===== DATA LINES =====

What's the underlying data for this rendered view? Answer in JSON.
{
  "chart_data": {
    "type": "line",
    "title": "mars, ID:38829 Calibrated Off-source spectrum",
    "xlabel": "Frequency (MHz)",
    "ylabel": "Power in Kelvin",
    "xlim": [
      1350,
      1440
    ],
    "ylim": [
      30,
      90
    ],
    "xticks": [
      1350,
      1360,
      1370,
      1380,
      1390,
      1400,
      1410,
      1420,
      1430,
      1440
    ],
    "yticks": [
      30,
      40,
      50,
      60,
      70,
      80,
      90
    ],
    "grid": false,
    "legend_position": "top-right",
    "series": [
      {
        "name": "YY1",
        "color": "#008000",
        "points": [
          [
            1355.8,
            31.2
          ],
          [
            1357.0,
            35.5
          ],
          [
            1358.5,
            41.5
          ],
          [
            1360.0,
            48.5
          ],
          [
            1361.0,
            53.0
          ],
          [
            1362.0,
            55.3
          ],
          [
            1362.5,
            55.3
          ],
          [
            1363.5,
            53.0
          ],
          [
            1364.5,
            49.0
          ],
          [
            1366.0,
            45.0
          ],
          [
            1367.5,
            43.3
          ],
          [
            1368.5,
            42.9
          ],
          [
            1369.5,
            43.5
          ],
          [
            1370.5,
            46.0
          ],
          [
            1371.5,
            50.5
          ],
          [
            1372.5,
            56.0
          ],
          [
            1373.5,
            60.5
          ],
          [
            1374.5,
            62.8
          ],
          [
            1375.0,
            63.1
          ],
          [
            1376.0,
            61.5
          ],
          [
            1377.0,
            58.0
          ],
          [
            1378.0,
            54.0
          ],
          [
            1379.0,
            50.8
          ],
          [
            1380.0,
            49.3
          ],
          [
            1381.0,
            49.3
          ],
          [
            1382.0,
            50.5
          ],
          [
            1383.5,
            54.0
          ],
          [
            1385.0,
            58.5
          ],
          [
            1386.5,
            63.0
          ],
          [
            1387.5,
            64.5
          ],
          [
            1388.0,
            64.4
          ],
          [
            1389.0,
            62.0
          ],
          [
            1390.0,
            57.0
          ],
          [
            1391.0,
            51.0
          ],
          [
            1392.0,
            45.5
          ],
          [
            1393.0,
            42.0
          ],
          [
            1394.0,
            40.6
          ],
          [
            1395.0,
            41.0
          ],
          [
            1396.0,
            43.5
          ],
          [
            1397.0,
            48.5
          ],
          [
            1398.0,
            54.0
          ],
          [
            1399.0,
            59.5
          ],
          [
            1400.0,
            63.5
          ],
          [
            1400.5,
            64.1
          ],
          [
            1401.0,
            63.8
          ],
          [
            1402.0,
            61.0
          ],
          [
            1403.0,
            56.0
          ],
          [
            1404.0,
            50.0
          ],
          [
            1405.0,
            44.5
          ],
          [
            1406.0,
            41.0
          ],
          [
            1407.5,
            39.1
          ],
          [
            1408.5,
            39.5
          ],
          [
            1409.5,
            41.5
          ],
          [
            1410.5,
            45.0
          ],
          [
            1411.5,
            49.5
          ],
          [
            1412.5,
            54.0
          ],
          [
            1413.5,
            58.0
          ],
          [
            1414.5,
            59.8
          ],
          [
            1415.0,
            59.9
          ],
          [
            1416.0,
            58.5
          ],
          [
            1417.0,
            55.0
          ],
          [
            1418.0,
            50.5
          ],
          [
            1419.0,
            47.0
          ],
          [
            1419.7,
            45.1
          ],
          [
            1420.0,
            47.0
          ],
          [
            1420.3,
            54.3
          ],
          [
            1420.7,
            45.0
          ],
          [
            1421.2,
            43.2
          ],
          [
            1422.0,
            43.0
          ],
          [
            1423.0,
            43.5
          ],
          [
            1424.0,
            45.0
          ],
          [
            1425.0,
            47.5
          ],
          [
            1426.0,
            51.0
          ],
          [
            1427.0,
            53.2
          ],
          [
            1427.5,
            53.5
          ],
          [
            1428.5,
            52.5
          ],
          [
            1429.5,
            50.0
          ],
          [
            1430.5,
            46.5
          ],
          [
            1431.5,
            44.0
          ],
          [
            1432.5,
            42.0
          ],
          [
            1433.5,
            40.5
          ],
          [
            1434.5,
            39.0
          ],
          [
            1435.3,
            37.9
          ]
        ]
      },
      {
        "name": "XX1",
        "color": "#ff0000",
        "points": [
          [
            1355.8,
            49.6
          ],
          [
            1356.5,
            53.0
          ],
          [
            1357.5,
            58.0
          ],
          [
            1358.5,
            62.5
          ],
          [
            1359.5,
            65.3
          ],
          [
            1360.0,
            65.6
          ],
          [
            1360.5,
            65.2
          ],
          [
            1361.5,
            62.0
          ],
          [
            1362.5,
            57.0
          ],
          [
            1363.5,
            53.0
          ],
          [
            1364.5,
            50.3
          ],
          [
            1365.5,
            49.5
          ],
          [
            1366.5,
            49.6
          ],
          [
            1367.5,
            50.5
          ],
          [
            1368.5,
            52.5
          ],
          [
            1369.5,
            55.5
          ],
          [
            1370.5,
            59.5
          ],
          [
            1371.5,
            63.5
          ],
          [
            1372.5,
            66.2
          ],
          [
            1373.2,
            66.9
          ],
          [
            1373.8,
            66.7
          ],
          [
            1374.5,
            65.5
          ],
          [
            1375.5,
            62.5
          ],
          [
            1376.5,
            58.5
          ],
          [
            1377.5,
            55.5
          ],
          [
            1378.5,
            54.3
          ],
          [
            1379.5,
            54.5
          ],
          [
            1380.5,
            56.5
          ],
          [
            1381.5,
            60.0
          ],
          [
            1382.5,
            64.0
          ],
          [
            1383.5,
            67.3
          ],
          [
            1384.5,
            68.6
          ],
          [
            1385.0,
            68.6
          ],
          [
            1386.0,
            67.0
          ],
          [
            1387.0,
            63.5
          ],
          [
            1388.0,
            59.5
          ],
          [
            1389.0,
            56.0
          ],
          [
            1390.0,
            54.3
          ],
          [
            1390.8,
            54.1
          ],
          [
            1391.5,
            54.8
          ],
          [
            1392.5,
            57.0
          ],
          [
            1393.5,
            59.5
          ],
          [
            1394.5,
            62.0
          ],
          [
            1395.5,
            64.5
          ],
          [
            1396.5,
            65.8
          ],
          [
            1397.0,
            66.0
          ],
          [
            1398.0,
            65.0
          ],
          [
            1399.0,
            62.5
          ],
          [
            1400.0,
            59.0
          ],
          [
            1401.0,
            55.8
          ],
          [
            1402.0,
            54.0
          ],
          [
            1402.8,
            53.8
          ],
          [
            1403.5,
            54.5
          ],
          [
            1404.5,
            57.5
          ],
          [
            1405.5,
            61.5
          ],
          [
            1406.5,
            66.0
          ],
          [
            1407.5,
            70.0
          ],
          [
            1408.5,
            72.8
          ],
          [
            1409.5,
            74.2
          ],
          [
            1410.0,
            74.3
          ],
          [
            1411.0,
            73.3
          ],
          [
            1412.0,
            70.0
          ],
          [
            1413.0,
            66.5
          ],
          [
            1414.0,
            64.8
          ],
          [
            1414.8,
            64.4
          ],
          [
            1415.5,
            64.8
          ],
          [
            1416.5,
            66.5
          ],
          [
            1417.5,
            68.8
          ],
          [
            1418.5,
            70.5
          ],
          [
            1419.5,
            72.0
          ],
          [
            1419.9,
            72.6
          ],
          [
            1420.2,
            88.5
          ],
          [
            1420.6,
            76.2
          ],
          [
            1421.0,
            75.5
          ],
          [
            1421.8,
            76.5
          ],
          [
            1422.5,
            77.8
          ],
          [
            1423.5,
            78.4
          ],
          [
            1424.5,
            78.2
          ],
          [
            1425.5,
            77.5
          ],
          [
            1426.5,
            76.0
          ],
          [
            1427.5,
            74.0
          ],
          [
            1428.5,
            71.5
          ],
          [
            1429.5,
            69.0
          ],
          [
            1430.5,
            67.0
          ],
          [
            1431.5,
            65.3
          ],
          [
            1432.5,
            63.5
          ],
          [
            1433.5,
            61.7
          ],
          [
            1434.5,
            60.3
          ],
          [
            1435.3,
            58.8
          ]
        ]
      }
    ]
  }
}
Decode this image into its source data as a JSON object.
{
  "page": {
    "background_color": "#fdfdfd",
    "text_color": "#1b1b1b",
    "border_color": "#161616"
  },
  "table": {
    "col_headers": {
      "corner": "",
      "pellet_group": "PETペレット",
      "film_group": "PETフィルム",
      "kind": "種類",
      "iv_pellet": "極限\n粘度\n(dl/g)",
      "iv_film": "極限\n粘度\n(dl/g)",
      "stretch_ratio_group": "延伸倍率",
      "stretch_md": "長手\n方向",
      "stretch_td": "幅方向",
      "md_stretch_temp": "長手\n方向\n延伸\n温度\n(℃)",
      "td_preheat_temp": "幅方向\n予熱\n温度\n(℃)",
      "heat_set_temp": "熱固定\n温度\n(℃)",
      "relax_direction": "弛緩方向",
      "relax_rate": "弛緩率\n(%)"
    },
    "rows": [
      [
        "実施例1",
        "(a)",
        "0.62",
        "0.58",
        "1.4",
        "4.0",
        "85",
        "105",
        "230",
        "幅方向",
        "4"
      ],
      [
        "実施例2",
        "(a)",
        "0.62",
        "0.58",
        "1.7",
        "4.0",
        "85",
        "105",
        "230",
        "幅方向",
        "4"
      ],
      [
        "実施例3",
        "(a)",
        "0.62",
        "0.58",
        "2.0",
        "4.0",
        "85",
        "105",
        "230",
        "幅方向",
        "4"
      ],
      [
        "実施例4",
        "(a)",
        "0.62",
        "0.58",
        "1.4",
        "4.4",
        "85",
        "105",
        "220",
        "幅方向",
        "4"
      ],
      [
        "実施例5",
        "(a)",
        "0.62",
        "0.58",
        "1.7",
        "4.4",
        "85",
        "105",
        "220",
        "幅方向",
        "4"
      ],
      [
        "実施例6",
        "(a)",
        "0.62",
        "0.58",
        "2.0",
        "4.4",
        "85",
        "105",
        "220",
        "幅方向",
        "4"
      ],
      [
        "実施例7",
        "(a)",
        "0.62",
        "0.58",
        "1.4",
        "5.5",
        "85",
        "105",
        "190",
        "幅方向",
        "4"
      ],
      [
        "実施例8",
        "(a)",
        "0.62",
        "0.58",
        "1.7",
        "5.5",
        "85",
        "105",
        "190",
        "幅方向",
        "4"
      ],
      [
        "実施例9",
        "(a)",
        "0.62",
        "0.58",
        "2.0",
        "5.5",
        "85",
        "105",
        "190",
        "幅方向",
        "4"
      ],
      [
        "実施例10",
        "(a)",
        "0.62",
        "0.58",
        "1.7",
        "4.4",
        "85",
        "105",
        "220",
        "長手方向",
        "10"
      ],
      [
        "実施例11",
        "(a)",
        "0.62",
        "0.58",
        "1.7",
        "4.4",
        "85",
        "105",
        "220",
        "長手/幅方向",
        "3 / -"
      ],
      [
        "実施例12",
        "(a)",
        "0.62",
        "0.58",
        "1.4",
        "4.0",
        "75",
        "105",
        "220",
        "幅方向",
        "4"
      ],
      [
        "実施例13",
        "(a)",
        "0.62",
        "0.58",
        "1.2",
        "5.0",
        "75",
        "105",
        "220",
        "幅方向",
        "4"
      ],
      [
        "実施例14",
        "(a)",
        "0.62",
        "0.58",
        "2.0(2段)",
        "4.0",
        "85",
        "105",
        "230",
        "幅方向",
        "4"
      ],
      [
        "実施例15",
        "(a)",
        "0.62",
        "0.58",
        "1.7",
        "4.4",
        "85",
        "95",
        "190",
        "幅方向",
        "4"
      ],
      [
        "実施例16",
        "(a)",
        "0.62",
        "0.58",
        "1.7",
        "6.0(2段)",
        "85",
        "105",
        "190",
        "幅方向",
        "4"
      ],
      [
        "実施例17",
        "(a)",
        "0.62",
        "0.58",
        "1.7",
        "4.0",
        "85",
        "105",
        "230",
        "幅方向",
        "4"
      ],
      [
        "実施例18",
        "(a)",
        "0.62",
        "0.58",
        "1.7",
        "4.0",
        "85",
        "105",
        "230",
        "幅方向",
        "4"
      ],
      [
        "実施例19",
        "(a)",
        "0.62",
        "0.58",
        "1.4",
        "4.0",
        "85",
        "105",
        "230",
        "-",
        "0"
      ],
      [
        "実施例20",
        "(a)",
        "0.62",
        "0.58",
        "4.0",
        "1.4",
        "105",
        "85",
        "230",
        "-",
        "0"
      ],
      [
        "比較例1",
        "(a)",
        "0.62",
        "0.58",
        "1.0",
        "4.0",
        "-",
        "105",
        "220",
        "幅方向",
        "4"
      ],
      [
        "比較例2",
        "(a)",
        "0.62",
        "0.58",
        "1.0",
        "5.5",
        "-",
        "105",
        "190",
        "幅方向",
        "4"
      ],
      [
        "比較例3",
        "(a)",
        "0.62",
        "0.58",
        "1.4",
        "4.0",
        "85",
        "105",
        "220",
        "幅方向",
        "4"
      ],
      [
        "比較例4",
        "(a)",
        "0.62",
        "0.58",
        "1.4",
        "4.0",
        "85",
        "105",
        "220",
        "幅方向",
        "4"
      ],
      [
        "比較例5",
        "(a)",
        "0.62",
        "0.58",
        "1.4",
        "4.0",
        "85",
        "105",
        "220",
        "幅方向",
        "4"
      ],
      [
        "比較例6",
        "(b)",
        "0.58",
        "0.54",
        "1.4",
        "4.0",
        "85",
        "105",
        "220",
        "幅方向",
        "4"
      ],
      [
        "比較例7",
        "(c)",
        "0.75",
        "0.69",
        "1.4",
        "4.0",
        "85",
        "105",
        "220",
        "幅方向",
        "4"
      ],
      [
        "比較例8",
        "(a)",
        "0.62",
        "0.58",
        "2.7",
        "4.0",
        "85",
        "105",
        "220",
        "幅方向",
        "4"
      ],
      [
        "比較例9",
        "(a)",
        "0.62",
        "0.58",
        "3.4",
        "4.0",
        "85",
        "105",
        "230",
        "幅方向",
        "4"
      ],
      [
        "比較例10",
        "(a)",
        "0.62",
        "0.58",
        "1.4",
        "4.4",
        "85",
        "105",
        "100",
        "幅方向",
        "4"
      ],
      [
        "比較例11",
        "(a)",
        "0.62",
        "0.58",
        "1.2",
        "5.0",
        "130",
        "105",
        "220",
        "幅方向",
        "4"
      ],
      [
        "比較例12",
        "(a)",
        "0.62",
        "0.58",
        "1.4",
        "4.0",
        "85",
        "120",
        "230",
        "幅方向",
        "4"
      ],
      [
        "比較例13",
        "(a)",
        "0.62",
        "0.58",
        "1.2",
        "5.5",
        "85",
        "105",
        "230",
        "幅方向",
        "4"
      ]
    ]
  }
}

=====

§ **SET PROBLEM**
Copy out each line of the data containing the string "this".

§ **CORRECT RESPONSE**
What's the underlying data for this rendered view? Answer in JSON.
Decode this image into its source data as a JSON object.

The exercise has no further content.